Pick up the conversation about government surveillance and spyware after its last sentence and keep it going.

— Quoted text —
::::::::

When we launched the Hepting case, which is the predecessor to the Jewel case about the NSA spying, we had evidence of the AT&T facility in downtown San Francisco being used as part of this mass surveillance program. And the government's efforts to suppress it were not subtle. So, this isn't subtle stuff. And the way that the secrecy tends to grow and metastasize and then take steps to protect itself is one of the things that really makes it hard for, I think, democracy to work. Right? For people to know what the government is doing in their name, which has to be fundamental to a society that considers itself self-governing.
Yeah. I mean, there's a scene in Citizenfour, which is EFF arguing the Jewel case in, at the ninth circuit where you have the government coming forward making this argument how the extreme danger would pose to allow even the case to go forward. Right? The State's secrets privilege that you can't even bring a case. Right? You can't even argue the merits, because for the government to have to argue the merits would be a violation of States secrets privilege. I mean, it's so obscene
You work documenting surveillance and specifically the surveillance of people involved in journalism continues. So, let's talk a little bit about the NSO group and the work that you've been doing there.
I just finished a short film called Terror Contagion and that film follows an investigation into NSO group that's being conducted by forensic architecture. And this is an organization, a research agency in London that exposes state and corporate violence. And this is an investigation that they undertook is to look at the links between digital violence and physical violence.
And they undertook it for very personal reasons because many of the people who work at Forensic Architecture have their very close colleagues and collaborators have been targeted with Pegasus, which is the malware the, or the cyber weapon that's been developed and sold by the NSO group, which is an Israeli cyber weapons manufacturer. It's a film that I made. And it's an investigation that we did that we began during the lockdown last year, and continues to reveal itself in just in terms of all of its darkness.
I mean, so Pegasus is notorious for being used by governments and targeting journalists, lawyers, and human rights defenders around the world. The most disturbing case is the link between Pegasus and the assassination of Jamal Khashoggi by the Saudi government. So in that case, one of Khashoggi's very close collaborators was targeted with Pegasus.
They were doing political organizing. And Khashoggi was later lured into the embassy, brutally butchered, literally butchered. And then in recent reporting through the Pegasus project, we've learned that also his fiance and other close associates were then later to targeted with Pegasus.

::::::::

(Dataset items)
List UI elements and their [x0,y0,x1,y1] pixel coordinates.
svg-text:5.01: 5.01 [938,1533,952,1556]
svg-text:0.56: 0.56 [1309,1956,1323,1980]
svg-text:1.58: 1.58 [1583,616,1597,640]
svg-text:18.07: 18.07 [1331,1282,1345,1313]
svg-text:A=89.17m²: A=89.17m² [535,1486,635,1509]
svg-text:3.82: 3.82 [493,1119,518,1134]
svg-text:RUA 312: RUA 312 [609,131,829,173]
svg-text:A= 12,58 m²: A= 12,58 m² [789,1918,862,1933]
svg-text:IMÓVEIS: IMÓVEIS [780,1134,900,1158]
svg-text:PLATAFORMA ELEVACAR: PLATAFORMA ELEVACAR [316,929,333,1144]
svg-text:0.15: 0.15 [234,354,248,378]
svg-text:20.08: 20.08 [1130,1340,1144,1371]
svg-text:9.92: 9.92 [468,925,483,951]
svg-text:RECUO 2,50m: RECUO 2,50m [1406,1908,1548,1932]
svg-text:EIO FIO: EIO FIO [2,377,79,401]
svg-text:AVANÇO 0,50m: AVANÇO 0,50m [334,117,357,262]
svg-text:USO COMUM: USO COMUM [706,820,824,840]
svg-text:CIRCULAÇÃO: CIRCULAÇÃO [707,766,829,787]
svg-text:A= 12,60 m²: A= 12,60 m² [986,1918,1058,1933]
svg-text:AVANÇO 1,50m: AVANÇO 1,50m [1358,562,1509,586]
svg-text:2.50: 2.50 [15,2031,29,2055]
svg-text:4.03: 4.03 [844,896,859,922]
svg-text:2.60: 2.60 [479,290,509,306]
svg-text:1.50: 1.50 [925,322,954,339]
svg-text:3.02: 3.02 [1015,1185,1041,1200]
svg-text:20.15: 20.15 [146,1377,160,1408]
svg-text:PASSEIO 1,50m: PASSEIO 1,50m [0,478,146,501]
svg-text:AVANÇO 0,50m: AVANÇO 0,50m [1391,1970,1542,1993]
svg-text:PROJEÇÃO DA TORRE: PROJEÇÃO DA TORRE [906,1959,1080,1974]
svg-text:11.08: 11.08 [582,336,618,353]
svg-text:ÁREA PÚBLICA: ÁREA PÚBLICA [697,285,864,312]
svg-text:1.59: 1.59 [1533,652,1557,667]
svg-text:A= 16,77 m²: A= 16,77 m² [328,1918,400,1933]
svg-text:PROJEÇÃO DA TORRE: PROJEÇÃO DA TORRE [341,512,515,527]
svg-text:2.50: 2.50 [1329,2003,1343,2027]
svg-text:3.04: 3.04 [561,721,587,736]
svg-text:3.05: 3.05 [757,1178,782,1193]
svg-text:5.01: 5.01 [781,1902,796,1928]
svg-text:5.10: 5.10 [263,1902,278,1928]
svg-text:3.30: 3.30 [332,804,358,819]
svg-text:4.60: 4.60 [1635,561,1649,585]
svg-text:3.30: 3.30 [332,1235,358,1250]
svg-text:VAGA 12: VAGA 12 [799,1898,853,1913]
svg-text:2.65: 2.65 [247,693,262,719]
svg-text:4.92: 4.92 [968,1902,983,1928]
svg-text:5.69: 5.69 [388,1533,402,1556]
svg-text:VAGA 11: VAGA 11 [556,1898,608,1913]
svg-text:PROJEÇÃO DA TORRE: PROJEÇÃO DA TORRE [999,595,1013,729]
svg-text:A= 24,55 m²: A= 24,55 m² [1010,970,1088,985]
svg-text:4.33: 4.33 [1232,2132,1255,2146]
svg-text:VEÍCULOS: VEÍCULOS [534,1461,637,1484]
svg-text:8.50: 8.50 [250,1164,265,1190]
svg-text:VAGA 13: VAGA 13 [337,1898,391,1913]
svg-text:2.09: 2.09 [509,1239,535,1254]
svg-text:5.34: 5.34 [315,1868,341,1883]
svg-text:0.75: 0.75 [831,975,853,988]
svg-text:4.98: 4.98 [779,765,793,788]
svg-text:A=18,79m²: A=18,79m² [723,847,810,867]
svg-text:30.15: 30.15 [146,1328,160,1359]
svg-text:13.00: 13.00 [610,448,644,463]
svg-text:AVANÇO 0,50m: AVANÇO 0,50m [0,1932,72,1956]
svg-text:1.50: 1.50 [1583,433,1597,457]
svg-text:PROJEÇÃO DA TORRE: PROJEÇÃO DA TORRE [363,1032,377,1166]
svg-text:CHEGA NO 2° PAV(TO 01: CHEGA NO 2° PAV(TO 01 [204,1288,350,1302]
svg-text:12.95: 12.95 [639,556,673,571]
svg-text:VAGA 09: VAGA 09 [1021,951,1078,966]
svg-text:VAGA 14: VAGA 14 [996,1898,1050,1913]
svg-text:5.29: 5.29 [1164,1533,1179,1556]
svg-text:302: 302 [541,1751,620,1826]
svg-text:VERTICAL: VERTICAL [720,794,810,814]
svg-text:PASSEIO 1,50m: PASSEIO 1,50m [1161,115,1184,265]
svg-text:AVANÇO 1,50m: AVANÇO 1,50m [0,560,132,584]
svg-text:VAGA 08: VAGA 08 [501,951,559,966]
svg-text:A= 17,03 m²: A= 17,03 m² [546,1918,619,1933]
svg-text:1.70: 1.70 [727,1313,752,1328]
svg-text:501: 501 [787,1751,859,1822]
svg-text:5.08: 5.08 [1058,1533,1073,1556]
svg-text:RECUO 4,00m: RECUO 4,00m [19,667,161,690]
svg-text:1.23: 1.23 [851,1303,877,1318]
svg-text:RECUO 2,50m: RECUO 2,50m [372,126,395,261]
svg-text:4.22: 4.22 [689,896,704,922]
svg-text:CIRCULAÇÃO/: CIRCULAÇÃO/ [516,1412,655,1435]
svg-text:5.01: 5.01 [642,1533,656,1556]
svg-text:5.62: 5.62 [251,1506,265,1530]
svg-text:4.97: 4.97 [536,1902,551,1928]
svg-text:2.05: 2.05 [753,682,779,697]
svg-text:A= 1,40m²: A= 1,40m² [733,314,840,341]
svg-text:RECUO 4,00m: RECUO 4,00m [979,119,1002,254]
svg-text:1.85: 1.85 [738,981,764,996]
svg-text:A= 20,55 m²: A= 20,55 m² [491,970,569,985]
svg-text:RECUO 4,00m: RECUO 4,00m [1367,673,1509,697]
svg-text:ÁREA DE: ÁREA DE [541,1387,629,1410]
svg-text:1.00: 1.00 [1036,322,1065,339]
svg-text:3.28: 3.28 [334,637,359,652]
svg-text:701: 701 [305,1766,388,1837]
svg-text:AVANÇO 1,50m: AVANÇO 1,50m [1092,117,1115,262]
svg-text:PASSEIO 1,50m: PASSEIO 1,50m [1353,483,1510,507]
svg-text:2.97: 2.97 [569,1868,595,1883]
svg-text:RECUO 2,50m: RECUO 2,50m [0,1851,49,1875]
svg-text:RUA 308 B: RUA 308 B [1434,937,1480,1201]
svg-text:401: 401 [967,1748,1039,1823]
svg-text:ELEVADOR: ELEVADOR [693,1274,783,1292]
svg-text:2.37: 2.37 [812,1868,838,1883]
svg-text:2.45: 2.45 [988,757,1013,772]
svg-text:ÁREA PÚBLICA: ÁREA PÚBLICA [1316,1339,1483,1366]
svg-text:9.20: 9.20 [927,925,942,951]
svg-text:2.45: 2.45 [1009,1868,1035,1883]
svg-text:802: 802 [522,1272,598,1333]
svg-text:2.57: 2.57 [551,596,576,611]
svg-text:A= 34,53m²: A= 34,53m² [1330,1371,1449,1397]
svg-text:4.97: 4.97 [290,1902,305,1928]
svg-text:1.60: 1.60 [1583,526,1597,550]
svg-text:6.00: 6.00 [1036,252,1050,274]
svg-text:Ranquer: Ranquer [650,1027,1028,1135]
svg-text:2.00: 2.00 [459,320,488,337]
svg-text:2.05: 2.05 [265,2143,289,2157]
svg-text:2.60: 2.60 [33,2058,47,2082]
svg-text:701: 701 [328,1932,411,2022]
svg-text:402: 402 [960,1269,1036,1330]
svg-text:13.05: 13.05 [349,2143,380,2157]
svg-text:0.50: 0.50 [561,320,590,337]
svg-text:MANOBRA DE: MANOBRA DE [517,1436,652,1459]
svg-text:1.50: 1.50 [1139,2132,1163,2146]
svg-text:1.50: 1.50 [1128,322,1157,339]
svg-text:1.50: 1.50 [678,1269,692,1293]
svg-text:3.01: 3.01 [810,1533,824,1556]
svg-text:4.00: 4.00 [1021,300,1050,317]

::::::::

— Result of this exercise —
So, this is a film about the NSO group that this company that it's just been linked with horrible violations. And it reminds me very much of how in the context of post 9/11 American foreign policy, how the US government used companies like Blackwater, private companies like Blackwater and other private mercenary groups to do their dirty work.
And so they're hired. They come in, they're completely non-accountable. And do the bidding of states. And so I think there's something very similar to how this kind of digital violence is that private sector, weapons grade level, cyber weapons being used to target dissidents, human rights defenders, lawyers, journalists. This is a private sector that absolutely needs to be regulated. This needs to stop.
This has been known by governments, by spy agencies, by other people for a very long time. But yet I think for ordinary folks, it's hard to see until someone like you comes along and tries to really make it real.
I mean, I would frame that a little bit differently, Cindy, because I feel that in, if you look historically at people who are dissidents and have exposed power, it doesn't, it's not an abstraction. This, it's physical, it's in your head. I mean, one of the things that really came forward in these interviews we did with people who'd been targeted with Pegasus is the violation, the violation that you don't know who you can speak to. The sense that you are concerned that you are a vector for violence for your friends and colleagues or sources. Right?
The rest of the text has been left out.